Exercise requirements —
The records that follow are to be repeated exactly, with the pictures removed.

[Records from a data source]

········

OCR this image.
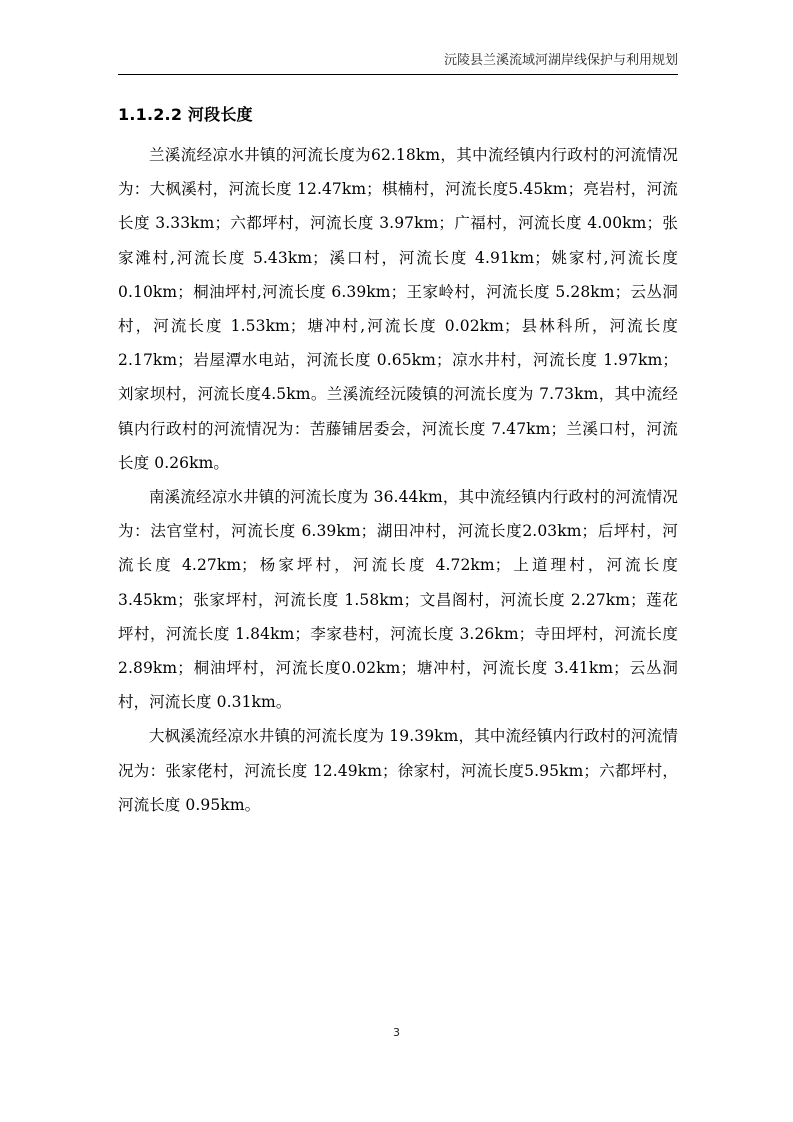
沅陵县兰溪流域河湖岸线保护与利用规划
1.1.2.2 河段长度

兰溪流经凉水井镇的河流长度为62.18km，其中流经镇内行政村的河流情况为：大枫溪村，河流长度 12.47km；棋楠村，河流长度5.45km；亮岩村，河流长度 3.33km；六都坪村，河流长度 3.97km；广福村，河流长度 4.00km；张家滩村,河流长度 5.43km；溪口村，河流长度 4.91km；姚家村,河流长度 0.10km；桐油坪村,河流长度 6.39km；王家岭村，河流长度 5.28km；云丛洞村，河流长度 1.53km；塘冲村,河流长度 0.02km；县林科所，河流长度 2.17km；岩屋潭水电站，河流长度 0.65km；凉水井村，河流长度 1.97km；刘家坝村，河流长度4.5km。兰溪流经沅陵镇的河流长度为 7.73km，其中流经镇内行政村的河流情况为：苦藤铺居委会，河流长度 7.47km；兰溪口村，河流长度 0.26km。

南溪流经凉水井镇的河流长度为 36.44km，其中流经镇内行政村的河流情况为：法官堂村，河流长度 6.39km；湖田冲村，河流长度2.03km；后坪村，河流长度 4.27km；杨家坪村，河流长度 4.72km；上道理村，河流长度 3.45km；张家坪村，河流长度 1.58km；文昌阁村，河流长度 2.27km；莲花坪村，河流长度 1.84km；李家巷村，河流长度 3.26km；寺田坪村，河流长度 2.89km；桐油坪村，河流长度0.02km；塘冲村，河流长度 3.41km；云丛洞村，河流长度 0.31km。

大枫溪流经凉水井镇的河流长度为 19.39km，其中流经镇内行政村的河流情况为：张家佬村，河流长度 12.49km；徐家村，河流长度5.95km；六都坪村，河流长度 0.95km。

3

········

Exercise answer —
OCR this image.
沅陵县兰溪流域河湖岸线保护与利用规划
1.1.2.2 河段长度

兰溪流经凉水井镇的河流长度为62.18km，其中流经镇内行政村的河流情况为：大枫溪村，河流长度 12.47km；棋楠村，河流长度5.45km；亮岩村，河流长度 3.33km；六都坪村，河流长度 3.97km；广福村，河流长度 4.00km；张家滩村,河流长度 5.43km；溪口村，河流长度 4.91km；姚家村,河流长度 0.10km；桐油坪村,河流长度 6.39km；王家岭村，河流长度 5.28km；云丛洞村，河流长度 1.53km；塘冲村,河流长度 0.02km；县林科所，河流长度 2.17km；岩屋潭水电站，河流长度 0.65km；凉水井村，河流长度 1.97km；刘家坝村，河流长度4.5km。兰溪流经沅陵镇的河流长度为 7.73km，其中流经镇内行政村的河流情况为：苦藤铺居委会，河流长度 7.47km；兰溪口村，河流长度 0.26km。

南溪流经凉水井镇的河流长度为 36.44km，其中流经镇内行政村的河流情况为：法官堂村，河流长度 6.39km；湖田冲村，河流长度2.03km；后坪村，河流长度 4.27km；杨家坪村，河流长度 4.72km；上道理村，河流长度 3.45km；张家坪村，河流长度 1.58km；文昌阁村，河流长度 2.27km；莲花坪村，河流长度 1.84km；李家巷村，河流长度 3.26km；寺田坪村，河流长度 2.89km；桐油坪村，河流长度0.02km；塘冲村，河流长度 3.41km；云丛洞村，河流长度 0.31km。

大枫溪流经凉水井镇的河流长度为 19.39km，其中流经镇内行政村的河流情况为：张家佬村，河流长度 12.49km；徐家村，河流长度5.95km；六都坪村，河流长度 0.95km。

3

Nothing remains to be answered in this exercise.